*Aim of the task*. Find every line of the listing below where "Спортивный" appears, and copy it.
-- BEGIN Materials provided --
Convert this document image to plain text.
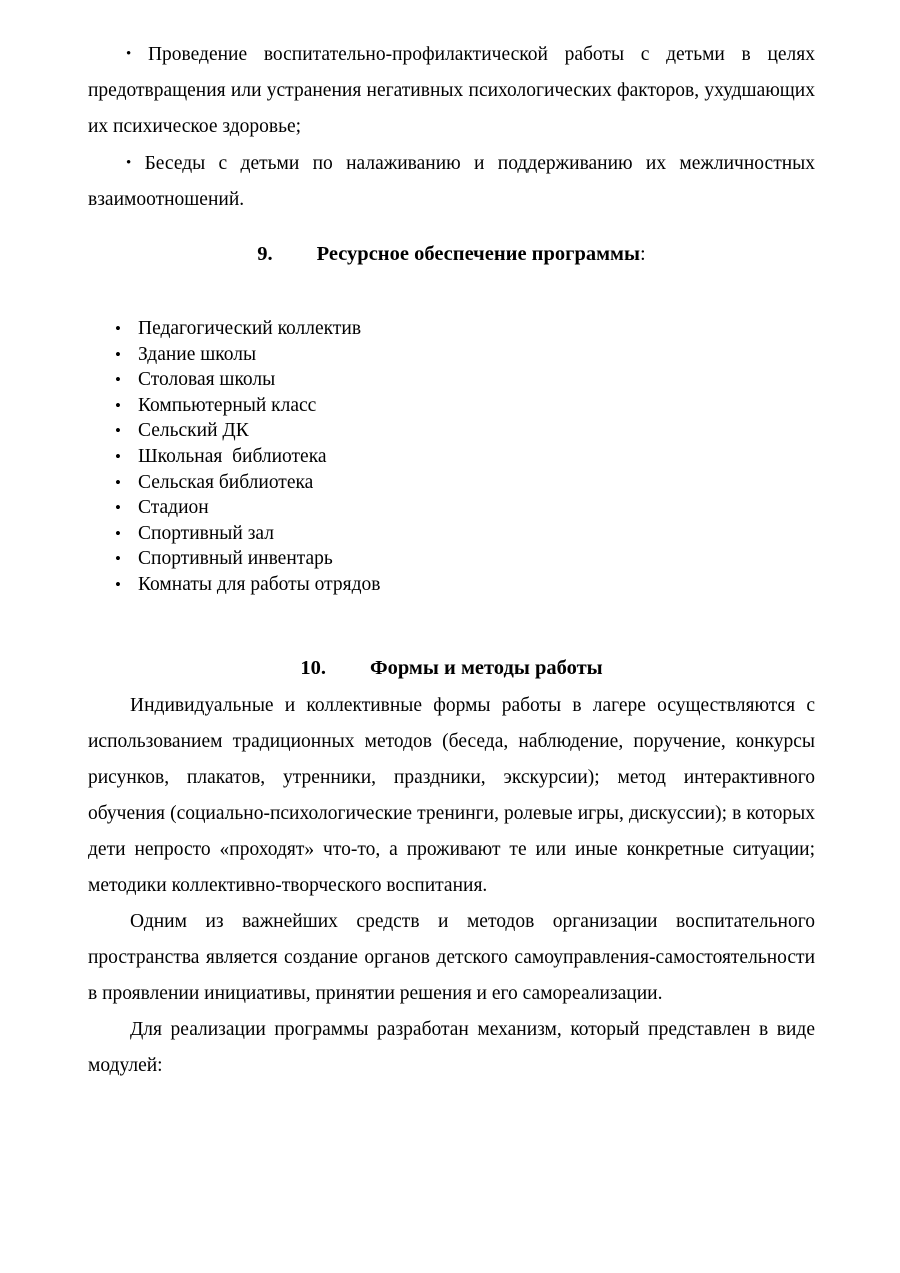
• Проведение воспитательно-профилактической работы с детьми в целях предотвращения или устранения негативных психологических факторов, ухудшающих их психическое здоровье;

• Беседы с детьми по налаживанию и поддерживанию их межличностных взаимоотношений.

9. Ресурсное обеспечение программы:
• Педагогический коллектив
• Здание школы
• Столовая школы
• Компьютерный класс
• Сельский ДК
• Школьная  библиотека
• Сельская библиотека
• Стадион
• Спортивный зал
• Спортивный инвентарь
• Комнаты для работы отрядов
10. Формы и методы работы

Индивидуальные и коллективные формы работы в лагере осуществляются с использованием традиционных методов (беседа, наблюдение, поручение, конкурсы рисунков, плакатов, утренники, праздники, экскурсии); метод интерактивного обучения (социально-психологические тренинги, ролевые игры, дискуссии); в которых дети непросто «проходят» что-то, а проживают те или иные конкретные ситуации; методики коллективно-творческого воспитания.

Одним из важнейших средств и методов организации воспитательного пространства является создание органов детского самоуправления-самостоятельности в проявлении инициативы, принятии решения и его самореализации.

Для реализации программы разработан механизм, который представлен в виде модулей:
-- END Materials provided --
*Answer to the task*.
• Спортивный зал
• Спортивный инвентарь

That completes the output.